WHAT YOU SHOULD DO | Your task is to filter the entries and copy every line containing the string "Internet".

DATA TO EXAMINE |
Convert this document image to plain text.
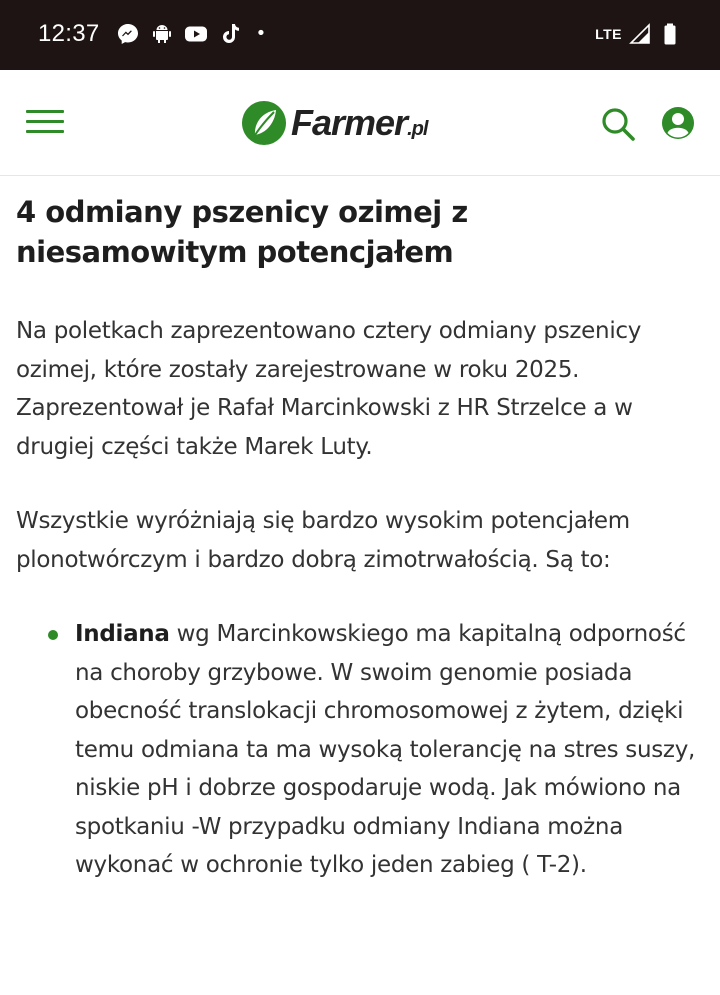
12:37	•	LTE
Farmer.pl
4 odmiany pszenicy ozimej z niesamowitym potencjałem

Na poletkach zaprezentowano cztery odmiany pszenicy ozimej, które zostały zarejestrowane w roku 2025. Zaprezentował je Rafał Marcinkowski z HR Strzelce a w drugiej części także Marek Luty.

Wszystkie wyróżniają się bardzo wysokim potencjałem plonotwórczym i bardzo dobrą zimotrwałością. Są to:

Indiana wg Marcinkowskiego ma kapitalną odporność na choroby grzybowe. W swoim genomie posiada obecność translokacji chromosomowej z żytem, dzięki temu odmiana ta ma wysoką tolerancję na stres suszy, niskie pH i dobrze gospodaruje wodą. Jak mówiono na spotkaniu -W przypadku odmiany Indiana można wykonać w ochronie tylko jeden zabieg ( T-2).
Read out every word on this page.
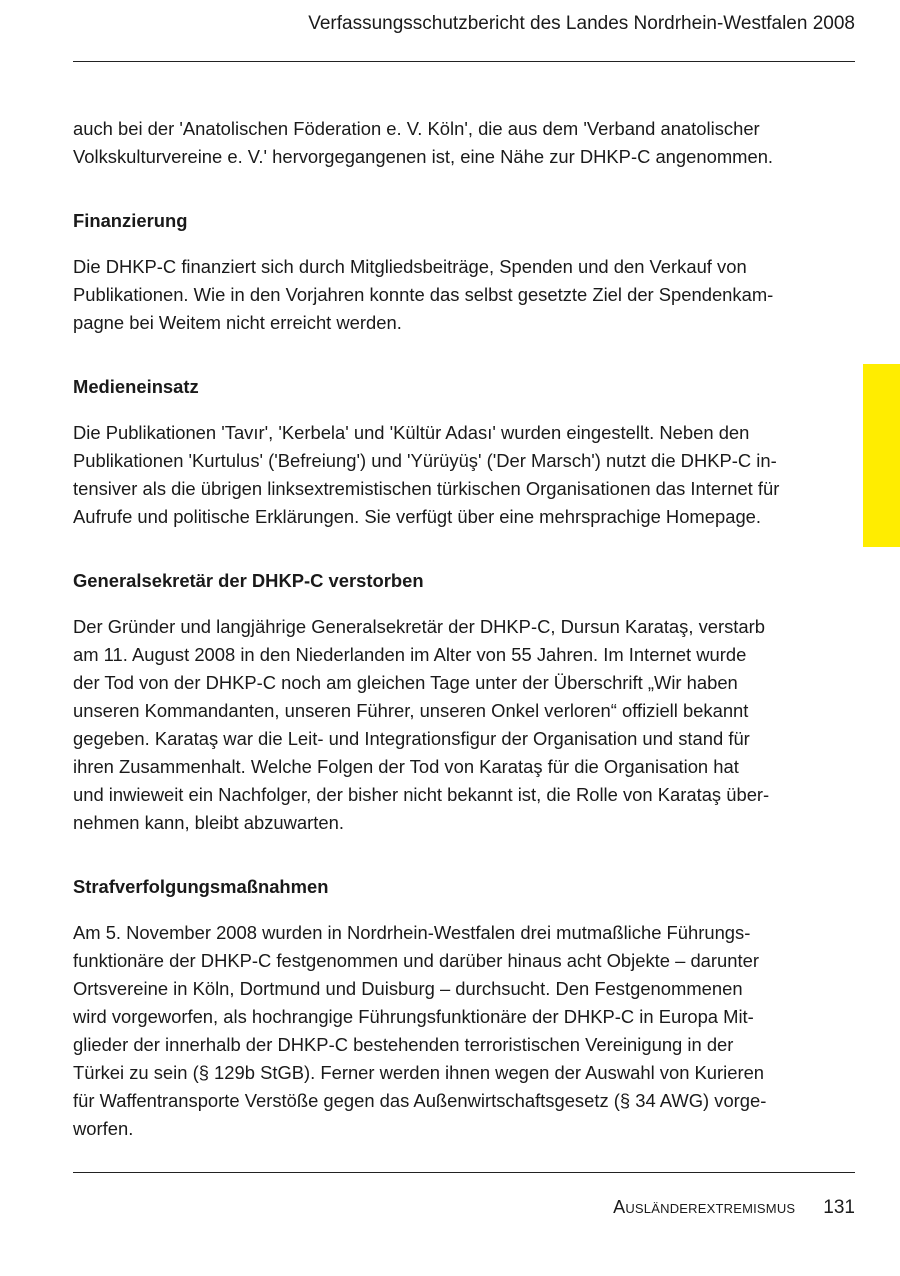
Verfassungsschutzbericht des Landes Nordrhein-Westfalen 2008

auch bei der 'Anatolischen Föderation e. V. Köln', die aus dem 'Verband anatolischer
Volkskulturvereine e. V.' hervorgegangenen ist, eine Nähe zur DHKP-C angenommen.

Finanzierung

Die DHKP-C finanziert sich durch Mitgliedsbeiträge, Spenden und den Verkauf von
Publikationen. Wie in den Vorjahren konnte das selbst gesetzte Ziel der Spendenkam-
pagne bei Weitem nicht erreicht werden.

Medieneinsatz

Die Publikationen 'Tavır', 'Kerbela' und 'Kültür Adası' wurden eingestellt. Neben den
Publikationen 'Kurtulus' ('Befreiung') und 'Yürüyüş' ('Der Marsch') nutzt die DHKP-C in-
tensiver als die übrigen linksextremistischen türkischen Organisationen das Internet für
Aufrufe und politische Erklärungen. Sie verfügt über eine mehrsprachige Homepage.

Generalsekretär der DHKP-C verstorben

Der Gründer und langjährige Generalsekretär der DHKP-C, Dursun Karataş, verstarb
am 11. August 2008 in den Niederlanden im Alter von 55 Jahren. Im Internet wurde
der Tod von der DHKP-C noch am gleichen Tage unter der Überschrift „Wir haben
unseren Kommandanten, unseren Führer, unseren Onkel verloren“ offiziell bekannt
gegeben. Karataş war die Leit- und Integrationsfigur der Organisation und stand für
ihren Zusammenhalt. Welche Folgen der Tod von Karataş für die Organisation hat
und inwieweit ein Nachfolger, der bisher nicht bekannt ist, die Rolle von Karataş über-
nehmen kann, bleibt abzuwarten.

Strafverfolgungsmaßnahmen

Am 5. November 2008 wurden in Nordrhein-Westfalen drei mutmaßliche Führungs-
funktionäre der DHKP-C festgenommen und darüber hinaus acht Objekte – darunter
Ortsvereine in Köln, Dortmund und Duisburg – durchsucht. Den Festgenommenen
wird vorgeworfen, als hochrangige Führungsfunktionäre der DHKP-C in Europa Mit-
glieder der innerhalb der DHKP-C bestehenden terroristischen Vereinigung in der
Türkei zu sein (§ 129b StGB). Ferner werden ihnen wegen der Auswahl von Kurieren
für Waffentransporte Verstöße gegen das Außenwirtschaftsgesetz (§ 34 AWG) vorge-
worfen.

Ausländerextremismus 131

PROBLEM SOLUTION |
tensiver als die übrigen linksextremistischen türkischen Organisationen das Internet für
am 11. August 2008 in den Niederlanden im Alter von 55 Jahren. Im Internet wurde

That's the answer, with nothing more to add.